How many lines of these entries hold the string "image"? Reply with the number alone.

[BEGIN Data in this exercise]

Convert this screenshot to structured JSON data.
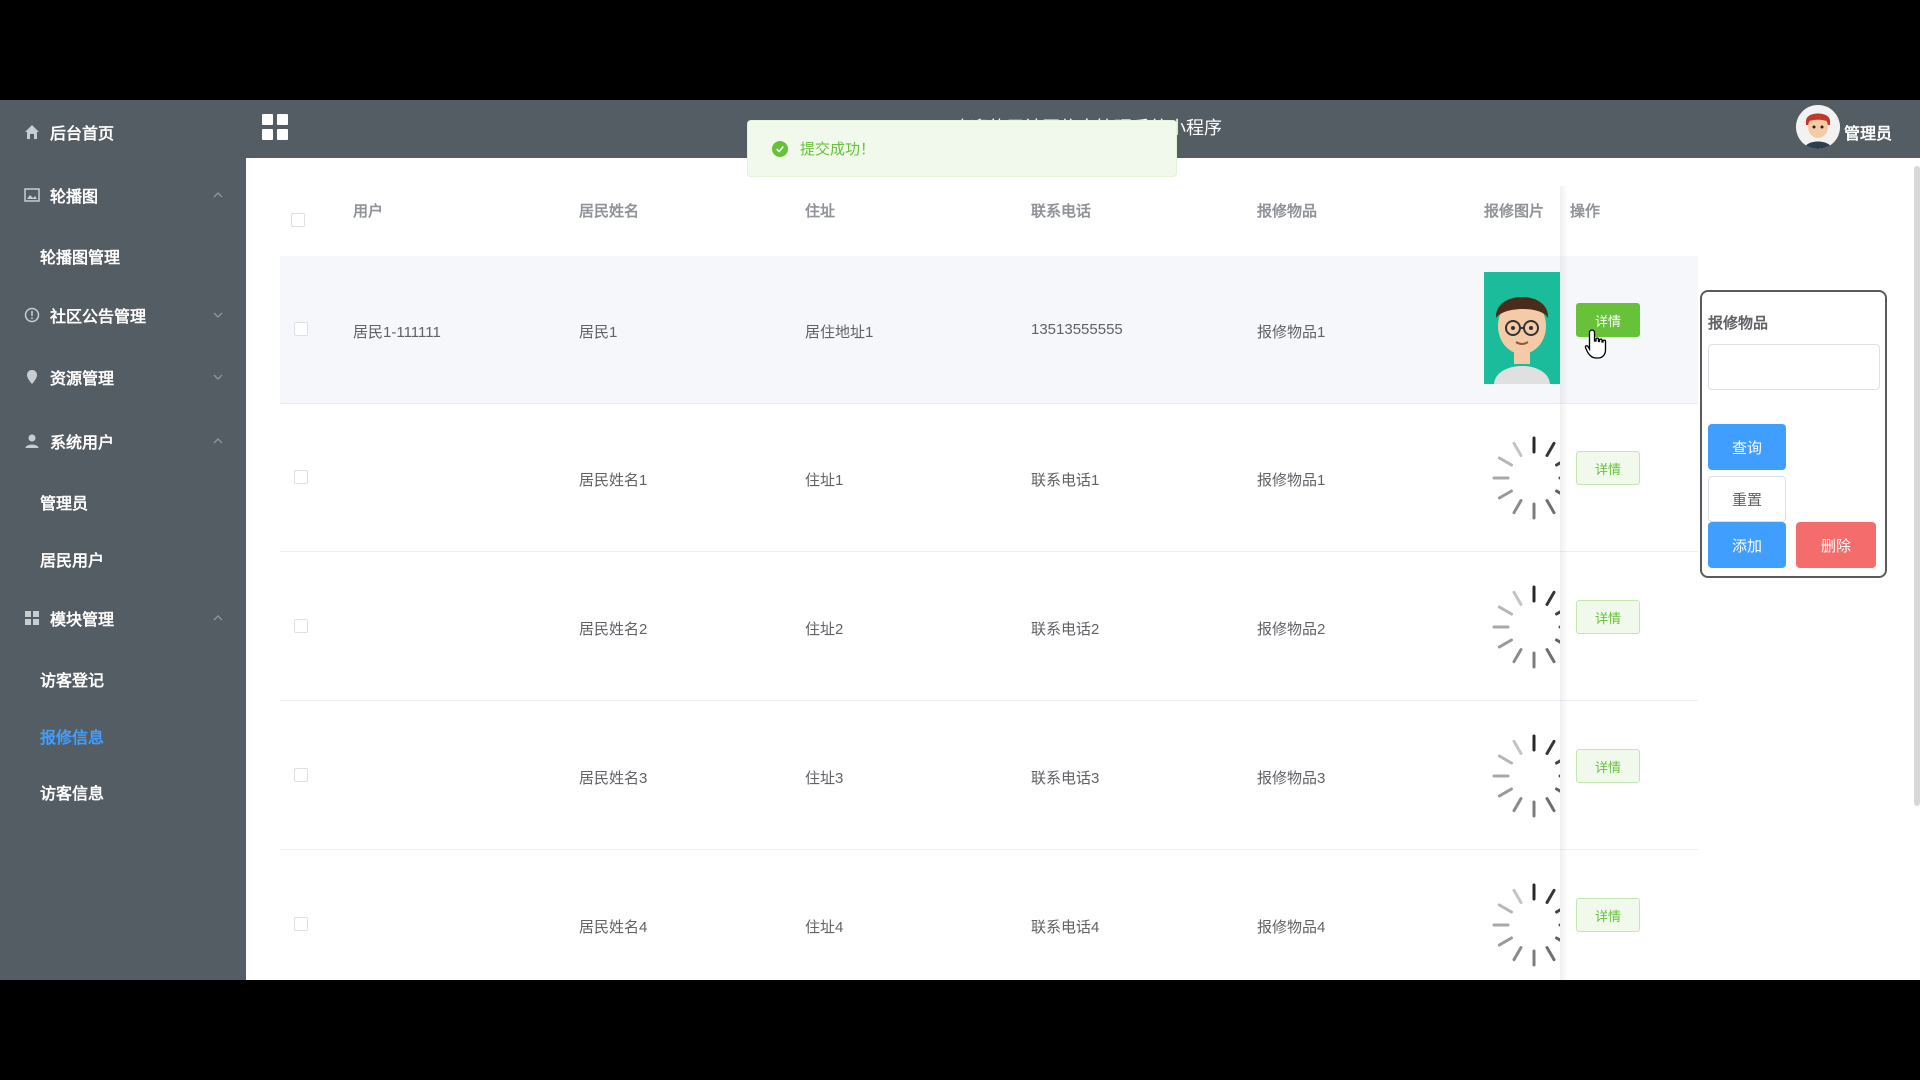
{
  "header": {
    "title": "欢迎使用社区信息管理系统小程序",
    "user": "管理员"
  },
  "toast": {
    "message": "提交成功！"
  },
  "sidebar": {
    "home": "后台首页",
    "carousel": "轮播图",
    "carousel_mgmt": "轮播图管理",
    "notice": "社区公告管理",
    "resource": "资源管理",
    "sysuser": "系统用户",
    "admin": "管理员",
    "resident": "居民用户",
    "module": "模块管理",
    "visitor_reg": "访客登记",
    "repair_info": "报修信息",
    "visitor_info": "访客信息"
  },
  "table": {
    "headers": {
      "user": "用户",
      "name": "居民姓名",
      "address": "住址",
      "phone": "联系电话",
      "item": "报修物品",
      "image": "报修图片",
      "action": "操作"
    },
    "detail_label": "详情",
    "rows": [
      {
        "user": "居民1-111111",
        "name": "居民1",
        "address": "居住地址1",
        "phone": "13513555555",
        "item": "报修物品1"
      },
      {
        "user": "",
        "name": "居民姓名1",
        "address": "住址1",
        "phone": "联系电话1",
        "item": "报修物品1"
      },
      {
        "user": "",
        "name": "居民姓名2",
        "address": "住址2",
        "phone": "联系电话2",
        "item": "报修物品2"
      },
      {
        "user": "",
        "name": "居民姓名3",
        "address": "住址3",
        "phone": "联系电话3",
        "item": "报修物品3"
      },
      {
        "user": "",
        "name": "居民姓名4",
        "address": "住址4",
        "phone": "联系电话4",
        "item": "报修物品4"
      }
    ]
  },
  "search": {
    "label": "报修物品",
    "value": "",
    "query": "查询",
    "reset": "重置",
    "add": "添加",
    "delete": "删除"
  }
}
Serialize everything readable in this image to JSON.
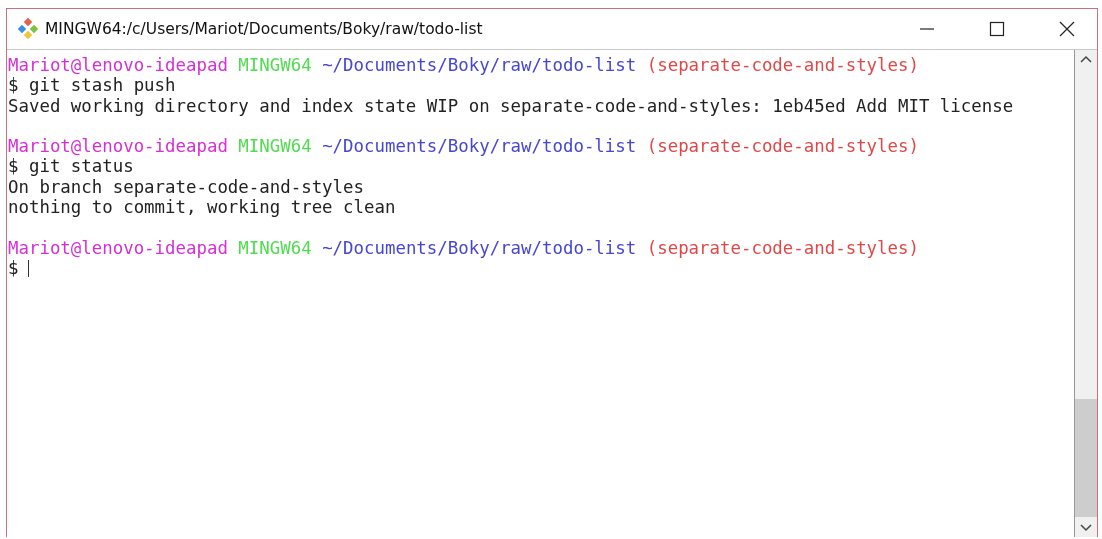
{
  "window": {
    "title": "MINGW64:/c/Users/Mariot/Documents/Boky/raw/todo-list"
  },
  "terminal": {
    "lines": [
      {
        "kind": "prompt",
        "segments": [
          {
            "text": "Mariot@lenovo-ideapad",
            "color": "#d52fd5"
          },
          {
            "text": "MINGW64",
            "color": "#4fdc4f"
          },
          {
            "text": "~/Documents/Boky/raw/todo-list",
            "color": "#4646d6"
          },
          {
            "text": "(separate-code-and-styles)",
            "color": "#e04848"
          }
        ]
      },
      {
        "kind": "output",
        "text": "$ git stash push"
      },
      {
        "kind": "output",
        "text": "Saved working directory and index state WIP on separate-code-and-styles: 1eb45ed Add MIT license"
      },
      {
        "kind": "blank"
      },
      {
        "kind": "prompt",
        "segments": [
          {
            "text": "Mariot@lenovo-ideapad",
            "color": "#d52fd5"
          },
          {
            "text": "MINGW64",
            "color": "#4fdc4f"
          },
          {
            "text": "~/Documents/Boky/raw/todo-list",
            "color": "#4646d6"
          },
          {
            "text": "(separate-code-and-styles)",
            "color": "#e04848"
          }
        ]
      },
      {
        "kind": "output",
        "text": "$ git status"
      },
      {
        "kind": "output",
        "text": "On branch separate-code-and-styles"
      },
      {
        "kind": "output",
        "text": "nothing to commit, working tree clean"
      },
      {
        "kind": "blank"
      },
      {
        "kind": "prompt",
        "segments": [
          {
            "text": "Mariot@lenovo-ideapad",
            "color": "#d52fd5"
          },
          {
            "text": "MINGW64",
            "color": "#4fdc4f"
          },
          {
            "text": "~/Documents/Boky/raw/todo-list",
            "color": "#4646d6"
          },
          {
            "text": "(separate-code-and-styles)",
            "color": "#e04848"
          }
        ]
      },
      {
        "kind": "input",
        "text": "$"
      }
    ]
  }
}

[END Data in this exercise]
[BEGIN Data in this exercise]

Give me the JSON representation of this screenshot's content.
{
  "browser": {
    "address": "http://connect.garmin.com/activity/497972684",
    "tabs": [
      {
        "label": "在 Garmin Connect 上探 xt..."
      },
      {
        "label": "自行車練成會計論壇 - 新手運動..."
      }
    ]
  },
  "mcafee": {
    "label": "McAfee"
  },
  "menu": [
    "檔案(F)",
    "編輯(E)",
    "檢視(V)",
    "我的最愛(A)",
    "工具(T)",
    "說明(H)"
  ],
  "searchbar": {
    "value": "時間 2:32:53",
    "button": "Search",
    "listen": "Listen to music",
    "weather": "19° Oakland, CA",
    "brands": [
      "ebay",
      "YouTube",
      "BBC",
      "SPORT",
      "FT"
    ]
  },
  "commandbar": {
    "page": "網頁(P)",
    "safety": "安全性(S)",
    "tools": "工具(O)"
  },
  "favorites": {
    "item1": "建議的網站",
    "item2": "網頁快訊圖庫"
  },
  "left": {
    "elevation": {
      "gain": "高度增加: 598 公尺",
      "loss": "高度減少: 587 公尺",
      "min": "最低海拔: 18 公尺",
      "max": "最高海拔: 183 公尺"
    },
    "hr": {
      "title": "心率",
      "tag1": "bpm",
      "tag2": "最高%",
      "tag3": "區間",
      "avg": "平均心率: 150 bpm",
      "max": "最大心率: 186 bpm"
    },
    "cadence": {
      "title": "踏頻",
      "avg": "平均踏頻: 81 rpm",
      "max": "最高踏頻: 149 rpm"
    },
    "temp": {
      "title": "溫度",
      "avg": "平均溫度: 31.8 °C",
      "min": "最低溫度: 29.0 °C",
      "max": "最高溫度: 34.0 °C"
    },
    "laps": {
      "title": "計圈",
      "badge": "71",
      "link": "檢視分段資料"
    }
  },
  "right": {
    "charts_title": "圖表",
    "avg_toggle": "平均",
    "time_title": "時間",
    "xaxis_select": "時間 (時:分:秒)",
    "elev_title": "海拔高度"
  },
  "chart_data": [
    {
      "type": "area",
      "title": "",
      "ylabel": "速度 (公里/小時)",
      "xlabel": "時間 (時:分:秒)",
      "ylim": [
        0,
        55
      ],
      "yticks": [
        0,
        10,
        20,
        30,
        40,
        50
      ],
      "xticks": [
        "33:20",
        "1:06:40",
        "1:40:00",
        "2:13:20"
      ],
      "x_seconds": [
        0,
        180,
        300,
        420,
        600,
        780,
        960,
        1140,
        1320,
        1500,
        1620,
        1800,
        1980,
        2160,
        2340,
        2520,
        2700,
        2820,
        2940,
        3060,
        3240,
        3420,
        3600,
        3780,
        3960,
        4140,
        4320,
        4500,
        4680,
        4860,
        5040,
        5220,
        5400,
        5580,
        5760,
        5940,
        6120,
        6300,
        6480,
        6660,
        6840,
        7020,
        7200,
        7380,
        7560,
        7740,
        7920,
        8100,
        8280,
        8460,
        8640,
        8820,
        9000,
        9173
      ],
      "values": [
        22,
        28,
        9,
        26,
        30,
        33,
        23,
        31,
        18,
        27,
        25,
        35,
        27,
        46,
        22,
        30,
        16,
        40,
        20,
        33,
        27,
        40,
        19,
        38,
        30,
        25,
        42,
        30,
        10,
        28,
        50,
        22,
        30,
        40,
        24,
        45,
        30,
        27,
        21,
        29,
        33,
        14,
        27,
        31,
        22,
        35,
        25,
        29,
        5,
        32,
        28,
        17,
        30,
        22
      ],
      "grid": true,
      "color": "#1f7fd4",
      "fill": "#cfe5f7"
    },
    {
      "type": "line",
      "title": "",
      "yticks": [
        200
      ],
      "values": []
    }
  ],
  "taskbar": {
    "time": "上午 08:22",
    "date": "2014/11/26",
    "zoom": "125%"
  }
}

[END Data in this exercise]
[BEGIN Data in this exercise]

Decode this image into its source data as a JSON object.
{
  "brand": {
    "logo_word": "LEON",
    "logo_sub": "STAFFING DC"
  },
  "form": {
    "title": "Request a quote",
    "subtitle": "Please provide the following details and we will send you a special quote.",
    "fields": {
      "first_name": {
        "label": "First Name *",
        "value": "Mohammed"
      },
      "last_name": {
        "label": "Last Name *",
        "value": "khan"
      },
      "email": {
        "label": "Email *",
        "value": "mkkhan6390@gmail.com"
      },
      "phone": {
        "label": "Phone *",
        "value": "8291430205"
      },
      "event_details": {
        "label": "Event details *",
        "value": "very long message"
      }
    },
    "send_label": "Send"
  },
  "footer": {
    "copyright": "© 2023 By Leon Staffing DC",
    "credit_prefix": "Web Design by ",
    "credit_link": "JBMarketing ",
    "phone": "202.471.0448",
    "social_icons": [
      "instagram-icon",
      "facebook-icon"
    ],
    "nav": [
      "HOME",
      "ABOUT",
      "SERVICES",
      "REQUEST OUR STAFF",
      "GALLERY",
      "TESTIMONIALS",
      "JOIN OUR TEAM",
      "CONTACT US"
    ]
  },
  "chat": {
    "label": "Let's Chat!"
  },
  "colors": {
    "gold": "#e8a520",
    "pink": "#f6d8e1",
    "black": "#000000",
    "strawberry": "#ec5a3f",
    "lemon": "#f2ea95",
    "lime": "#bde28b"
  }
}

[END Data in this exercise]

▶ [Final answer] 3